[Dataset items]
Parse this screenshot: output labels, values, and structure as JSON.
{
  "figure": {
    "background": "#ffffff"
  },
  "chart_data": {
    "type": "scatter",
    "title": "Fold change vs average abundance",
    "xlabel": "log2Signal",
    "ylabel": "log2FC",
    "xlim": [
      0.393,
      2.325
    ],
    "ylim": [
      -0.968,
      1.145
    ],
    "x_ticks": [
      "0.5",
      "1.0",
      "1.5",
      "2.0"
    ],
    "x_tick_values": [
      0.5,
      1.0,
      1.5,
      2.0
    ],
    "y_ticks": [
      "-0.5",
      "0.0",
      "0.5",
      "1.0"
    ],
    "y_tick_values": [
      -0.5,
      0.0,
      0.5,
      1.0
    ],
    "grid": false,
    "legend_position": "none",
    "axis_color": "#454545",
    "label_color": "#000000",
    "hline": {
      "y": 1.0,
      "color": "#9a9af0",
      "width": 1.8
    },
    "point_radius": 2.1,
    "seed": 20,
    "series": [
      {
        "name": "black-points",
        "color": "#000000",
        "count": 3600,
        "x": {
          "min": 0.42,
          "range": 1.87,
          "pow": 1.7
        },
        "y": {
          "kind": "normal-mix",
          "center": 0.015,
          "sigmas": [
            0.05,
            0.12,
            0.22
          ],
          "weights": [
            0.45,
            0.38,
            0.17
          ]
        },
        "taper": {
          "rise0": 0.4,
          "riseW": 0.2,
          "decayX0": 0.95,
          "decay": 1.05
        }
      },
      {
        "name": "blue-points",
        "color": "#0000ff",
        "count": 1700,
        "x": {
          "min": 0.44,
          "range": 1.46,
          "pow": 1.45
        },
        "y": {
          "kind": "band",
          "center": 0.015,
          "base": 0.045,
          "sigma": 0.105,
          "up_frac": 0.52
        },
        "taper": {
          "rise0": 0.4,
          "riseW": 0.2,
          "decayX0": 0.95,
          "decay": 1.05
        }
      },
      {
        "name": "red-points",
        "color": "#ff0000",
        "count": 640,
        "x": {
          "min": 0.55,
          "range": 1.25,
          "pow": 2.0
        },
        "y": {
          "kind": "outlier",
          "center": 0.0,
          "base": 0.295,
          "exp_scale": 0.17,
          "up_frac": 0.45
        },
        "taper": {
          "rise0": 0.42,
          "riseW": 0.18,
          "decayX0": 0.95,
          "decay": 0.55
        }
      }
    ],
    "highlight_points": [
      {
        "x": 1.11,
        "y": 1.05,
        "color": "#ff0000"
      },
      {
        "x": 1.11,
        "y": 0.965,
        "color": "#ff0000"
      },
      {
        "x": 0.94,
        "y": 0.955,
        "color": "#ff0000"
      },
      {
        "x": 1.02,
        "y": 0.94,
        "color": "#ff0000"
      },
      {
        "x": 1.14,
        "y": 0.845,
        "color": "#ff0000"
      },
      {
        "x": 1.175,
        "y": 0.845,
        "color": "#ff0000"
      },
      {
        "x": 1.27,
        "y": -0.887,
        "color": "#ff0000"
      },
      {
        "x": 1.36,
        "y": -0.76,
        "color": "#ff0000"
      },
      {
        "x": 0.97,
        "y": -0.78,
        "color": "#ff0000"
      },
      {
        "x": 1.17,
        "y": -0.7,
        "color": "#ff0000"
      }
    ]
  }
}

### [Aim of the exercise]
Retype the data in full and match it exactly.

### [Solved problem]
Parse this screenshot: output labels, values, and structure as JSON.
{
  "figure": {
    "background": "#ffffff"
  },
  "chart_data": {
    "type": "scatter",
    "title": "Fold change vs average abundance",
    "xlabel": "log2Signal",
    "ylabel": "log2FC",
    "xlim": [
      0.393,
      2.325
    ],
    "ylim": [
      -0.968,
      1.145
    ],
    "x_ticks": [
      "0.5",
      "1.0",
      "1.5",
      "2.0"
    ],
    "x_tick_values": [
      0.5,
      1.0,
      1.5,
      2.0
    ],
    "y_ticks": [
      "-0.5",
      "0.0",
      "0.5",
      "1.0"
    ],
    "y_tick_values": [
      -0.5,
      0.0,
      0.5,
      1.0
    ],
    "grid": false,
    "legend_position": "none",
    "axis_color": "#454545",
    "label_color": "#000000",
    "hline": {
      "y": 1.0,
      "color": "#9a9af0",
      "width": 1.8
    },
    "point_radius": 2.1,
    "seed": 20,
    "series": [
      {
        "name": "black-points",
        "color": "#000000",
        "count": 3600,
        "x": {
          "min": 0.42,
          "range": 1.87,
          "pow": 1.7
        },
        "y": {
          "kind": "normal-mix",
          "center": 0.015,
          "sigmas": [
            0.05,
            0.12,
            0.22
          ],
          "weights": [
            0.45,
            0.38,
            0.17
          ]
        },
        "taper": {
          "rise0": 0.4,
          "riseW": 0.2,
          "decayX0": 0.95,
          "decay": 1.05
        }
      },
      {
        "name": "blue-points",
        "color": "#0000ff",
        "count": 1700,
        "x": {
          "min": 0.44,
          "range": 1.46,
          "pow": 1.45
        },
        "y": {
          "kind": "band",
          "center": 0.015,
          "base": 0.045,
          "sigma": 0.105,
          "up_frac": 0.52
        },
        "taper": {
          "rise0": 0.4,
          "riseW": 0.2,
          "decayX0": 0.95,
          "decay": 1.05
        }
      },
      {
        "name": "red-points",
        "color": "#ff0000",
        "count": 640,
        "x": {
          "min": 0.55,
          "range": 1.25,
          "pow": 2.0
        },
        "y": {
          "kind": "outlier",
          "center": 0.0,
          "base": 0.295,
          "exp_scale": 0.17,
          "up_frac": 0.45
        },
        "taper": {
          "rise0": 0.42,
          "riseW": 0.18,
          "decayX0": 0.95,
          "decay": 0.55
        }
      }
    ],
    "highlight_points": [
      {
        "x": 1.11,
        "y": 1.05,
        "color": "#ff0000"
      },
      {
        "x": 1.11,
        "y": 0.965,
        "color": "#ff0000"
      },
      {
        "x": 0.94,
        "y": 0.955,
        "color": "#ff0000"
      },
      {
        "x": 1.02,
        "y": 0.94,
        "color": "#ff0000"
      },
      {
        "x": 1.14,
        "y": 0.845,
        "color": "#ff0000"
      },
      {
        "x": 1.175,
        "y": 0.845,
        "color": "#ff0000"
      },
      {
        "x": 1.27,
        "y": -0.887,
        "color": "#ff0000"
      },
      {
        "x": 1.36,
        "y": -0.76,
        "color": "#ff0000"
      },
      {
        "x": 0.97,
        "y": -0.78,
        "color": "#ff0000"
      },
      {
        "x": 1.17,
        "y": -0.7,
        "color": "#ff0000"
      }
    ]
  }
}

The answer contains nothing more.